(Raw data)
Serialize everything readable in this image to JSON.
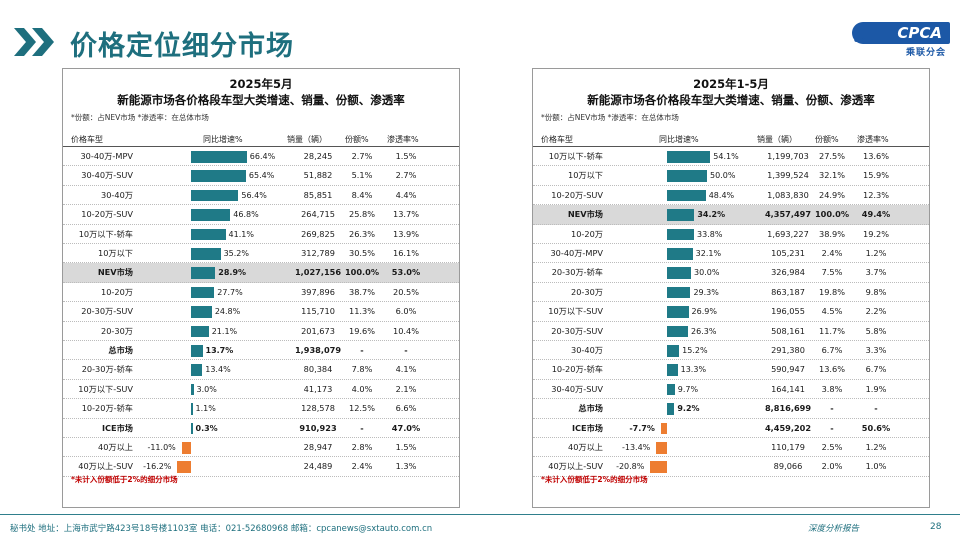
{
  "header": {
    "title": "价格定位细分市场",
    "logo_text": "CPCA",
    "logo_sub": "乘联分会",
    "logo_mark": "CPCA"
  },
  "footer": {
    "text": "秘书处  地址：上海市武宁路423号18号楼1103室  电话：021-52680968  邮箱：cpcanews@sxtauto.com.cn",
    "right": "深度分析报告",
    "page": "28"
  },
  "colors": {
    "accent": "#1e6f7e",
    "bar_positive": "#1f7a87",
    "bar_negative": "#ed7d31",
    "highlight_row": "#d9d9d9",
    "footnote": "#c00000"
  },
  "columns": [
    "价格车型",
    "同比增速%",
    "销量（辆）",
    "份额%",
    "渗透率%"
  ],
  "left": {
    "title1": "2025年5月",
    "title2": "新能源市场各价格段车型大类增速、销量、份额、渗透率",
    "note": "*份额：占NEV市场   *渗透率：在总体市场",
    "footnote": "*未计入份额低于2%的细分市场",
    "rows": [
      {
        "name": "30-40万-MPV",
        "growth": "66.4%",
        "g": 66.4,
        "sales": "28,245",
        "share": "2.7%",
        "pen": "1.5%",
        "style": ""
      },
      {
        "name": "30-40万-SUV",
        "growth": "65.4%",
        "g": 65.4,
        "sales": "51,882",
        "share": "5.1%",
        "pen": "2.7%",
        "style": ""
      },
      {
        "name": "30-40万",
        "growth": "56.4%",
        "g": 56.4,
        "sales": "85,851",
        "share": "8.4%",
        "pen": "4.4%",
        "style": ""
      },
      {
        "name": "10-20万-SUV",
        "growth": "46.8%",
        "g": 46.8,
        "sales": "264,715",
        "share": "25.8%",
        "pen": "13.7%",
        "style": ""
      },
      {
        "name": "10万以下-轿车",
        "growth": "41.1%",
        "g": 41.1,
        "sales": "269,825",
        "share": "26.3%",
        "pen": "13.9%",
        "style": ""
      },
      {
        "name": "10万以下",
        "growth": "35.2%",
        "g": 35.2,
        "sales": "312,789",
        "share": "30.5%",
        "pen": "16.1%",
        "style": ""
      },
      {
        "name": "NEV市场",
        "growth": "28.9%",
        "g": 28.9,
        "sales": "1,027,156",
        "share": "100.0%",
        "pen": "53.0%",
        "style": "hl"
      },
      {
        "name": "10-20万",
        "growth": "27.7%",
        "g": 27.7,
        "sales": "397,896",
        "share": "38.7%",
        "pen": "20.5%",
        "style": ""
      },
      {
        "name": "20-30万-SUV",
        "growth": "24.8%",
        "g": 24.8,
        "sales": "115,710",
        "share": "11.3%",
        "pen": "6.0%",
        "style": ""
      },
      {
        "name": "20-30万",
        "growth": "21.1%",
        "g": 21.1,
        "sales": "201,673",
        "share": "19.6%",
        "pen": "10.4%",
        "style": ""
      },
      {
        "name": "总市场",
        "growth": "13.7%",
        "g": 13.7,
        "sales": "1,938,079",
        "share": "-",
        "pen": "-",
        "style": "bold"
      },
      {
        "name": "20-30万-轿车",
        "growth": "13.4%",
        "g": 13.4,
        "sales": "80,384",
        "share": "7.8%",
        "pen": "4.1%",
        "style": ""
      },
      {
        "name": "10万以下-SUV",
        "growth": "3.0%",
        "g": 3.0,
        "sales": "41,173",
        "share": "4.0%",
        "pen": "2.1%",
        "style": ""
      },
      {
        "name": "10-20万-轿车",
        "growth": "1.1%",
        "g": 1.1,
        "sales": "128,578",
        "share": "12.5%",
        "pen": "6.6%",
        "style": ""
      },
      {
        "name": "ICE市场",
        "growth": "0.3%",
        "g": 0.3,
        "sales": "910,923",
        "share": "-",
        "pen": "47.0%",
        "style": "bold"
      },
      {
        "name": "40万以上",
        "growth": "-11.0%",
        "g": -11.0,
        "sales": "28,947",
        "share": "2.8%",
        "pen": "1.5%",
        "style": ""
      },
      {
        "name": "40万以上-SUV",
        "growth": "-16.2%",
        "g": -16.2,
        "sales": "24,489",
        "share": "2.4%",
        "pen": "1.3%",
        "style": ""
      }
    ]
  },
  "right": {
    "title1": "2025年1-5月",
    "title2": "新能源市场各价格段车型大类增速、销量、份额、渗透率",
    "note": "*份额：占NEV市场   *渗透率：在总体市场",
    "footnote": "*未计入份额低于2%的细分市场",
    "rows": [
      {
        "name": "10万以下-轿车",
        "growth": "54.1%",
        "g": 54.1,
        "sales": "1,199,703",
        "share": "27.5%",
        "pen": "13.6%",
        "style": ""
      },
      {
        "name": "10万以下",
        "growth": "50.0%",
        "g": 50.0,
        "sales": "1,399,524",
        "share": "32.1%",
        "pen": "15.9%",
        "style": ""
      },
      {
        "name": "10-20万-SUV",
        "growth": "48.4%",
        "g": 48.4,
        "sales": "1,083,830",
        "share": "24.9%",
        "pen": "12.3%",
        "style": ""
      },
      {
        "name": "NEV市场",
        "growth": "34.2%",
        "g": 34.2,
        "sales": "4,357,497",
        "share": "100.0%",
        "pen": "49.4%",
        "style": "hl"
      },
      {
        "name": "10-20万",
        "growth": "33.8%",
        "g": 33.8,
        "sales": "1,693,227",
        "share": "38.9%",
        "pen": "19.2%",
        "style": ""
      },
      {
        "name": "30-40万-MPV",
        "growth": "32.1%",
        "g": 32.1,
        "sales": "105,231",
        "share": "2.4%",
        "pen": "1.2%",
        "style": ""
      },
      {
        "name": "20-30万-轿车",
        "growth": "30.0%",
        "g": 30.0,
        "sales": "326,984",
        "share": "7.5%",
        "pen": "3.7%",
        "style": ""
      },
      {
        "name": "20-30万",
        "growth": "29.3%",
        "g": 29.3,
        "sales": "863,187",
        "share": "19.8%",
        "pen": "9.8%",
        "style": ""
      },
      {
        "name": "10万以下-SUV",
        "growth": "26.9%",
        "g": 26.9,
        "sales": "196,055",
        "share": "4.5%",
        "pen": "2.2%",
        "style": ""
      },
      {
        "name": "20-30万-SUV",
        "growth": "26.3%",
        "g": 26.3,
        "sales": "508,161",
        "share": "11.7%",
        "pen": "5.8%",
        "style": ""
      },
      {
        "name": "30-40万",
        "growth": "15.2%",
        "g": 15.2,
        "sales": "291,380",
        "share": "6.7%",
        "pen": "3.3%",
        "style": ""
      },
      {
        "name": "10-20万-轿车",
        "growth": "13.3%",
        "g": 13.3,
        "sales": "590,947",
        "share": "13.6%",
        "pen": "6.7%",
        "style": ""
      },
      {
        "name": "30-40万-SUV",
        "growth": "9.7%",
        "g": 9.7,
        "sales": "164,141",
        "share": "3.8%",
        "pen": "1.9%",
        "style": ""
      },
      {
        "name": "总市场",
        "growth": "9.2%",
        "g": 9.2,
        "sales": "8,816,699",
        "share": "-",
        "pen": "-",
        "style": "bold"
      },
      {
        "name": "ICE市场",
        "growth": "-7.7%",
        "g": -7.7,
        "sales": "4,459,202",
        "share": "-",
        "pen": "50.6%",
        "style": "bold"
      },
      {
        "name": "40万以上",
        "growth": "-13.4%",
        "g": -13.4,
        "sales": "110,179",
        "share": "2.5%",
        "pen": "1.2%",
        "style": ""
      },
      {
        "name": "40万以上-SUV",
        "growth": "-20.8%",
        "g": -20.8,
        "sales": "89,066",
        "share": "2.0%",
        "pen": "1.0%",
        "style": ""
      }
    ]
  }
}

(Work to complete) Leave the pictures out, and print every line of the listing exactly as written.

(Solution)
Serialize everything readable in this image to JSON.
{
  "header": {
    "title": "价格定位细分市场",
    "logo_text": "CPCA",
    "logo_sub": "乘联分会",
    "logo_mark": "CPCA"
  },
  "footer": {
    "text": "秘书处  地址：上海市武宁路423号18号楼1103室  电话：021-52680968  邮箱：cpcanews@sxtauto.com.cn",
    "right": "深度分析报告",
    "page": "28"
  },
  "colors": {
    "accent": "#1e6f7e",
    "bar_positive": "#1f7a87",
    "bar_negative": "#ed7d31",
    "highlight_row": "#d9d9d9",
    "footnote": "#c00000"
  },
  "columns": [
    "价格车型",
    "同比增速%",
    "销量（辆）",
    "份额%",
    "渗透率%"
  ],
  "left": {
    "title1": "2025年5月",
    "title2": "新能源市场各价格段车型大类增速、销量、份额、渗透率",
    "note": "*份额：占NEV市场   *渗透率：在总体市场",
    "footnote": "*未计入份额低于2%的细分市场",
    "rows": [
      {
        "name": "30-40万-MPV",
        "growth": "66.4%",
        "g": 66.4,
        "sales": "28,245",
        "share": "2.7%",
        "pen": "1.5%",
        "style": ""
      },
      {
        "name": "30-40万-SUV",
        "growth": "65.4%",
        "g": 65.4,
        "sales": "51,882",
        "share": "5.1%",
        "pen": "2.7%",
        "style": ""
      },
      {
        "name": "30-40万",
        "growth": "56.4%",
        "g": 56.4,
        "sales": "85,851",
        "share": "8.4%",
        "pen": "4.4%",
        "style": ""
      },
      {
        "name": "10-20万-SUV",
        "growth": "46.8%",
        "g": 46.8,
        "sales": "264,715",
        "share": "25.8%",
        "pen": "13.7%",
        "style": ""
      },
      {
        "name": "10万以下-轿车",
        "growth": "41.1%",
        "g": 41.1,
        "sales": "269,825",
        "share": "26.3%",
        "pen": "13.9%",
        "style": ""
      },
      {
        "name": "10万以下",
        "growth": "35.2%",
        "g": 35.2,
        "sales": "312,789",
        "share": "30.5%",
        "pen": "16.1%",
        "style": ""
      },
      {
        "name": "NEV市场",
        "growth": "28.9%",
        "g": 28.9,
        "sales": "1,027,156",
        "share": "100.0%",
        "pen": "53.0%",
        "style": "hl"
      },
      {
        "name": "10-20万",
        "growth": "27.7%",
        "g": 27.7,
        "sales": "397,896",
        "share": "38.7%",
        "pen": "20.5%",
        "style": ""
      },
      {
        "name": "20-30万-SUV",
        "growth": "24.8%",
        "g": 24.8,
        "sales": "115,710",
        "share": "11.3%",
        "pen": "6.0%",
        "style": ""
      },
      {
        "name": "20-30万",
        "growth": "21.1%",
        "g": 21.1,
        "sales": "201,673",
        "share": "19.6%",
        "pen": "10.4%",
        "style": ""
      },
      {
        "name": "总市场",
        "growth": "13.7%",
        "g": 13.7,
        "sales": "1,938,079",
        "share": "-",
        "pen": "-",
        "style": "bold"
      },
      {
        "name": "20-30万-轿车",
        "growth": "13.4%",
        "g": 13.4,
        "sales": "80,384",
        "share": "7.8%",
        "pen": "4.1%",
        "style": ""
      },
      {
        "name": "10万以下-SUV",
        "growth": "3.0%",
        "g": 3.0,
        "sales": "41,173",
        "share": "4.0%",
        "pen": "2.1%",
        "style": ""
      },
      {
        "name": "10-20万-轿车",
        "growth": "1.1%",
        "g": 1.1,
        "sales": "128,578",
        "share": "12.5%",
        "pen": "6.6%",
        "style": ""
      },
      {
        "name": "ICE市场",
        "growth": "0.3%",
        "g": 0.3,
        "sales": "910,923",
        "share": "-",
        "pen": "47.0%",
        "style": "bold"
      },
      {
        "name": "40万以上",
        "growth": "-11.0%",
        "g": -11.0,
        "sales": "28,947",
        "share": "2.8%",
        "pen": "1.5%",
        "style": ""
      },
      {
        "name": "40万以上-SUV",
        "growth": "-16.2%",
        "g": -16.2,
        "sales": "24,489",
        "share": "2.4%",
        "pen": "1.3%",
        "style": ""
      }
    ]
  },
  "right": {
    "title1": "2025年1-5月",
    "title2": "新能源市场各价格段车型大类增速、销量、份额、渗透率",
    "note": "*份额：占NEV市场   *渗透率：在总体市场",
    "footnote": "*未计入份额低于2%的细分市场",
    "rows": [
      {
        "name": "10万以下-轿车",
        "growth": "54.1%",
        "g": 54.1,
        "sales": "1,199,703",
        "share": "27.5%",
        "pen": "13.6%",
        "style": ""
      },
      {
        "name": "10万以下",
        "growth": "50.0%",
        "g": 50.0,
        "sales": "1,399,524",
        "share": "32.1%",
        "pen": "15.9%",
        "style": ""
      },
      {
        "name": "10-20万-SUV",
        "growth": "48.4%",
        "g": 48.4,
        "sales": "1,083,830",
        "share": "24.9%",
        "pen": "12.3%",
        "style": ""
      },
      {
        "name": "NEV市场",
        "growth": "34.2%",
        "g": 34.2,
        "sales": "4,357,497",
        "share": "100.0%",
        "pen": "49.4%",
        "style": "hl"
      },
      {
        "name": "10-20万",
        "growth": "33.8%",
        "g": 33.8,
        "sales": "1,693,227",
        "share": "38.9%",
        "pen": "19.2%",
        "style": ""
      },
      {
        "name": "30-40万-MPV",
        "growth": "32.1%",
        "g": 32.1,
        "sales": "105,231",
        "share": "2.4%",
        "pen": "1.2%",
        "style": ""
      },
      {
        "name": "20-30万-轿车",
        "growth": "30.0%",
        "g": 30.0,
        "sales": "326,984",
        "share": "7.5%",
        "pen": "3.7%",
        "style": ""
      },
      {
        "name": "20-30万",
        "growth": "29.3%",
        "g": 29.3,
        "sales": "863,187",
        "share": "19.8%",
        "pen": "9.8%",
        "style": ""
      },
      {
        "name": "10万以下-SUV",
        "growth": "26.9%",
        "g": 26.9,
        "sales": "196,055",
        "share": "4.5%",
        "pen": "2.2%",
        "style": ""
      },
      {
        "name": "20-30万-SUV",
        "growth": "26.3%",
        "g": 26.3,
        "sales": "508,161",
        "share": "11.7%",
        "pen": "5.8%",
        "style": ""
      },
      {
        "name": "30-40万",
        "growth": "15.2%",
        "g": 15.2,
        "sales": "291,380",
        "share": "6.7%",
        "pen": "3.3%",
        "style": ""
      },
      {
        "name": "10-20万-轿车",
        "growth": "13.3%",
        "g": 13.3,
        "sales": "590,947",
        "share": "13.6%",
        "pen": "6.7%",
        "style": ""
      },
      {
        "name": "30-40万-SUV",
        "growth": "9.7%",
        "g": 9.7,
        "sales": "164,141",
        "share": "3.8%",
        "pen": "1.9%",
        "style": ""
      },
      {
        "name": "总市场",
        "growth": "9.2%",
        "g": 9.2,
        "sales": "8,816,699",
        "share": "-",
        "pen": "-",
        "style": "bold"
      },
      {
        "name": "ICE市场",
        "growth": "-7.7%",
        "g": -7.7,
        "sales": "4,459,202",
        "share": "-",
        "pen": "50.6%",
        "style": "bold"
      },
      {
        "name": "40万以上",
        "growth": "-13.4%",
        "g": -13.4,
        "sales": "110,179",
        "share": "2.5%",
        "pen": "1.2%",
        "style": ""
      },
      {
        "name": "40万以上-SUV",
        "growth": "-20.8%",
        "g": -20.8,
        "sales": "89,066",
        "share": "2.0%",
        "pen": "1.0%",
        "style": ""
      }
    ]
  }
}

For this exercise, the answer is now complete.